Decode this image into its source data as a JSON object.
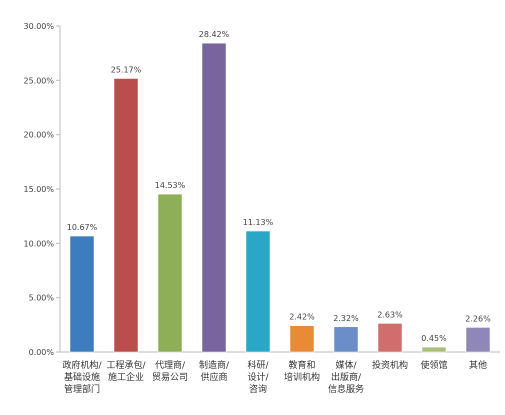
{
  "chart_data": {
    "type": "bar",
    "title": "",
    "xlabel": "",
    "ylabel": "",
    "ylim": [
      0,
      30
    ],
    "yticks": [
      "0.00%",
      "5.00%",
      "10.00%",
      "15.00%",
      "20.00%",
      "25.00%",
      "30.00%"
    ],
    "grid": false,
    "legend": "none",
    "categories": [
      [
        "政府机构/",
        "基础设施",
        "管理部门"
      ],
      [
        "工程承包/",
        "施工企业"
      ],
      [
        "代理商/",
        "贸易公司"
      ],
      [
        "制造商/",
        "供应商"
      ],
      [
        "科研/",
        "设计/",
        "咨询"
      ],
      [
        "教育和",
        "培训机构"
      ],
      [
        "媒体/",
        "出版商/",
        "信息服务"
      ],
      [
        "投资机构"
      ],
      [
        "使领馆"
      ],
      [
        "其他"
      ]
    ],
    "values": [
      10.67,
      25.17,
      14.53,
      28.42,
      11.13,
      2.42,
      2.32,
      2.63,
      0.45,
      2.26
    ],
    "value_labels": [
      "10.67%",
      "25.17%",
      "14.53%",
      "28.42%",
      "11.13%",
      "2.42%",
      "2.32%",
      "2.63%",
      "0.45%",
      "2.26%"
    ],
    "colors": [
      "#3d7dbf",
      "#b94e4c",
      "#8fae58",
      "#7a649e",
      "#2aa6c6",
      "#e98a35",
      "#6b8ec8",
      "#d06e6e",
      "#a9c07a",
      "#8f87b8"
    ]
  }
}
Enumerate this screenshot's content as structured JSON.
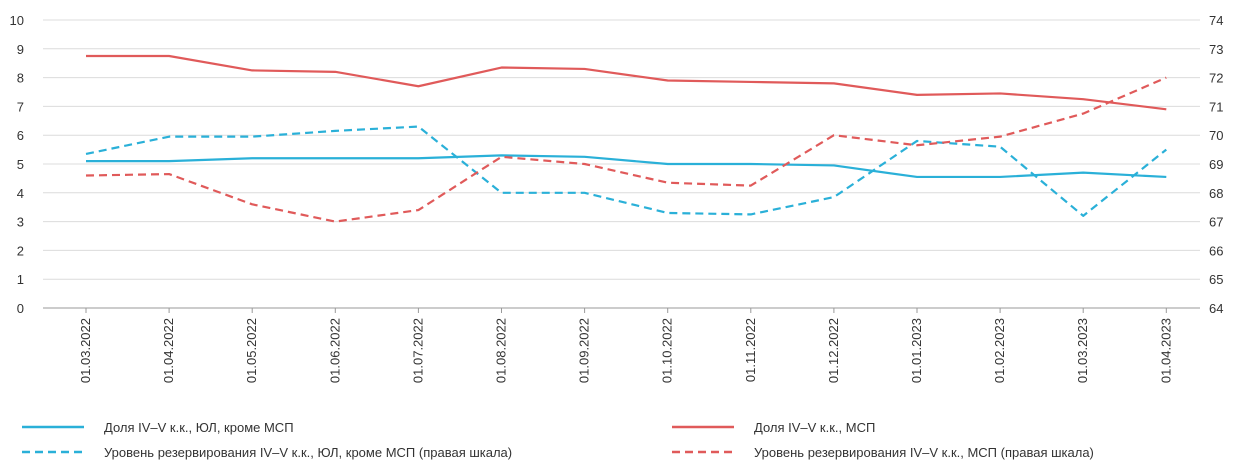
{
  "chart_data": {
    "type": "line",
    "categories": [
      "01.03.2022",
      "01.04.2022",
      "01.05.2022",
      "01.06.2022",
      "01.07.2022",
      "01.08.2022",
      "01.09.2022",
      "01.10.2022",
      "01.11.2022",
      "01.12.2022",
      "01.01.2023",
      "01.02.2023",
      "01.03.2023",
      "01.04.2023"
    ],
    "ylim": [
      0,
      10
    ],
    "y_ticks": [
      "0",
      "1",
      "2",
      "3",
      "4",
      "5",
      "6",
      "7",
      "8",
      "9",
      "10"
    ],
    "y2lim": [
      64,
      74
    ],
    "y2_ticks": [
      "64",
      "65",
      "66",
      "67",
      "68",
      "69",
      "70",
      "71",
      "72",
      "73",
      "74"
    ],
    "grid": "horizontal",
    "legend_position": "bottom",
    "series": [
      {
        "name": "Доля IV–V к.к., ЮЛ, кроме МСП",
        "axis": "left",
        "color": "#2ab0d8",
        "dash": "solid",
        "values": [
          5.1,
          5.1,
          5.2,
          5.2,
          5.2,
          5.3,
          5.25,
          5.0,
          5.0,
          4.95,
          4.55,
          4.55,
          4.7,
          4.55
        ]
      },
      {
        "name": "Доля IV–V к.к., МСП",
        "axis": "left",
        "color": "#e05a5a",
        "dash": "solid",
        "values": [
          8.75,
          8.75,
          8.25,
          8.2,
          7.7,
          8.35,
          8.3,
          7.9,
          7.85,
          7.8,
          7.4,
          7.45,
          7.25,
          6.9
        ]
      },
      {
        "name": "Уровень резервирования IV–V к.к., ЮЛ, кроме МСП (правая шкала)",
        "axis": "right",
        "color": "#2ab0d8",
        "dash": "dashed",
        "values": [
          69.35,
          69.95,
          69.95,
          70.15,
          70.3,
          68.0,
          68.0,
          67.3,
          67.25,
          67.85,
          69.8,
          69.6,
          67.2,
          69.5
        ]
      },
      {
        "name": "Уровень резервирования IV–V к.к., МСП (правая шкала)",
        "axis": "right",
        "color": "#e05a5a",
        "dash": "dashed",
        "values": [
          68.6,
          68.65,
          67.6,
          67.0,
          67.4,
          69.25,
          69.0,
          68.35,
          68.25,
          70.0,
          69.65,
          69.95,
          70.75,
          72.0
        ]
      }
    ]
  }
}
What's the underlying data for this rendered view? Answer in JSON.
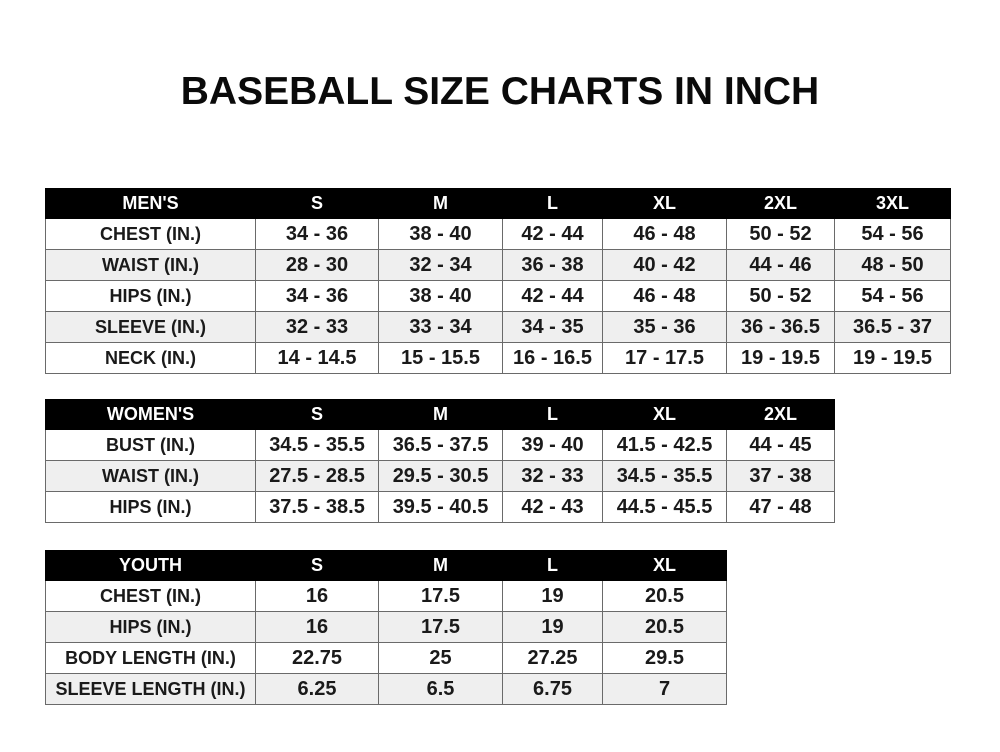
{
  "title": "BASEBALL SIZE CHARTS IN INCH",
  "men": {
    "header": [
      "MEN'S",
      "S",
      "M",
      "L",
      "XL",
      "2XL",
      "3XL"
    ],
    "rows": [
      [
        "CHEST (IN.)",
        "34 - 36",
        "38 - 40",
        "42 - 44",
        "46 - 48",
        "50 - 52",
        "54 - 56"
      ],
      [
        "WAIST (IN.)",
        "28 - 30",
        "32 - 34",
        "36 - 38",
        "40 - 42",
        "44 - 46",
        "48 - 50"
      ],
      [
        "HIPS (IN.)",
        "34 - 36",
        "38 - 40",
        "42 - 44",
        "46 - 48",
        "50 - 52",
        "54 - 56"
      ],
      [
        "SLEEVE (IN.)",
        "32 - 33",
        "33 - 34",
        "34 - 35",
        "35 - 36",
        "36 - 36.5",
        "36.5 - 37"
      ],
      [
        "NECK (IN.)",
        "14 - 14.5",
        "15 - 15.5",
        "16 - 16.5",
        "17 - 17.5",
        "19 - 19.5",
        "19 - 19.5"
      ]
    ]
  },
  "women": {
    "header": [
      "WOMEN'S",
      "S",
      "M",
      "L",
      "XL",
      "2XL"
    ],
    "rows": [
      [
        "BUST (IN.)",
        "34.5 - 35.5",
        "36.5 - 37.5",
        "39 - 40",
        "41.5 - 42.5",
        "44 - 45"
      ],
      [
        "WAIST (IN.)",
        "27.5 - 28.5",
        "29.5 - 30.5",
        "32 - 33",
        "34.5 - 35.5",
        "37 - 38"
      ],
      [
        "HIPS (IN.)",
        "37.5 - 38.5",
        "39.5 - 40.5",
        "42 - 43",
        "44.5 - 45.5",
        "47 - 48"
      ]
    ]
  },
  "youth": {
    "header": [
      "YOUTH",
      "S",
      "M",
      "L",
      "XL"
    ],
    "rows": [
      [
        "CHEST (IN.)",
        "16",
        "17.5",
        "19",
        "20.5"
      ],
      [
        "HIPS (IN.)",
        "16",
        "17.5",
        "19",
        "20.5"
      ],
      [
        "BODY LENGTH (IN.)",
        "22.75",
        "25",
        "27.25",
        "29.5"
      ],
      [
        "SLEEVE LENGTH (IN.)",
        "6.25",
        "6.5",
        "6.75",
        "7"
      ]
    ]
  }
}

========================

**WHAT IS BEING ASKED**
Take every line that includes the string "резервирования" and copy it.

**TASK SOLUTION**
        "name": "Уровень резервирования IV–V к.к., ЮЛ, кроме МСП (правая шкала)",
        "name": "Уровень резервирования IV–V к.к., МСП (правая шкала)",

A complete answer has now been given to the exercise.